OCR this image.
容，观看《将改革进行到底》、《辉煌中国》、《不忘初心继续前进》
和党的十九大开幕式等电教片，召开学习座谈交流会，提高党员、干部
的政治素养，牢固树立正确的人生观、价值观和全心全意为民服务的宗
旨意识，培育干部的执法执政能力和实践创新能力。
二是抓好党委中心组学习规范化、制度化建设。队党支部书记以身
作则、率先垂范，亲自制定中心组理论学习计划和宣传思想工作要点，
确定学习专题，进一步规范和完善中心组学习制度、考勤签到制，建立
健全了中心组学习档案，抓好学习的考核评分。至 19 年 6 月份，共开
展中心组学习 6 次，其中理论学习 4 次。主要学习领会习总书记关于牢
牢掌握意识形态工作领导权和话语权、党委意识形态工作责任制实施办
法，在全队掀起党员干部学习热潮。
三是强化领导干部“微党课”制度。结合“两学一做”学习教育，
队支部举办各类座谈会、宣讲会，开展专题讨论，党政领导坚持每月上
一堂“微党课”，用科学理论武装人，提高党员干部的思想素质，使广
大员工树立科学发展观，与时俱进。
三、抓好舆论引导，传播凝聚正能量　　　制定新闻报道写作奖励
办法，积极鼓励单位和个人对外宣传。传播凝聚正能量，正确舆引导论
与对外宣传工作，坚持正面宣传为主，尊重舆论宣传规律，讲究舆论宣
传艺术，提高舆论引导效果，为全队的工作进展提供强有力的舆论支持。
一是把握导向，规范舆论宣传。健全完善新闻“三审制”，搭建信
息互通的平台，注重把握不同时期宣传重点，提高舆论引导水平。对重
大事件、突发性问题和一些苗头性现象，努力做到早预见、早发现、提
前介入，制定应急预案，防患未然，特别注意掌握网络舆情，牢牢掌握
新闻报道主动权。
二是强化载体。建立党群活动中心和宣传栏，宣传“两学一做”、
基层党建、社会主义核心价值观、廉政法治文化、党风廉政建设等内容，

> **TASK TO CARRY OUT**
Here, the records must be output exactly and in full.

> **SOLUTION FOR THIS PROBLEM**
OCR this image.
容，观看《将改革进行到底》、《辉煌中国》、《不忘初心继续前进》
和党的十九大开幕式等电教片，召开学习座谈交流会，提高党员、干部
的政治素养，牢固树立正确的人生观、价值观和全心全意为民服务的宗
旨意识，培育干部的执法执政能力和实践创新能力。
二是抓好党委中心组学习规范化、制度化建设。队党支部书记以身
作则、率先垂范，亲自制定中心组理论学习计划和宣传思想工作要点，
确定学习专题，进一步规范和完善中心组学习制度、考勤签到制，建立
健全了中心组学习档案，抓好学习的考核评分。至 19 年 6 月份，共开
展中心组学习 6 次，其中理论学习 4 次。主要学习领会习总书记关于牢
牢掌握意识形态工作领导权和话语权、党委意识形态工作责任制实施办
法，在全队掀起党员干部学习热潮。
三是强化领导干部“微党课”制度。结合“两学一做”学习教育，
队支部举办各类座谈会、宣讲会，开展专题讨论，党政领导坚持每月上
一堂“微党课”，用科学理论武装人，提高党员干部的思想素质，使广
大员工树立科学发展观，与时俱进。
三、抓好舆论引导，传播凝聚正能量　　　制定新闻报道写作奖励
办法，积极鼓励单位和个人对外宣传。传播凝聚正能量，正确舆引导论
与对外宣传工作，坚持正面宣传为主，尊重舆论宣传规律，讲究舆论宣
传艺术，提高舆论引导效果，为全队的工作进展提供强有力的舆论支持。
一是把握导向，规范舆论宣传。健全完善新闻“三审制”，搭建信
息互通的平台，注重把握不同时期宣传重点，提高舆论引导水平。对重
大事件、突发性问题和一些苗头性现象，努力做到早预见、早发现、提
前介入，制定应急预案，防患未然，特别注意掌握网络舆情，牢牢掌握
新闻报道主动权。
二是强化载体。建立党群活动中心和宣传栏，宣传“两学一做”、
基层党建、社会主义核心价值观、廉政法治文化、党风廉政建设等内容，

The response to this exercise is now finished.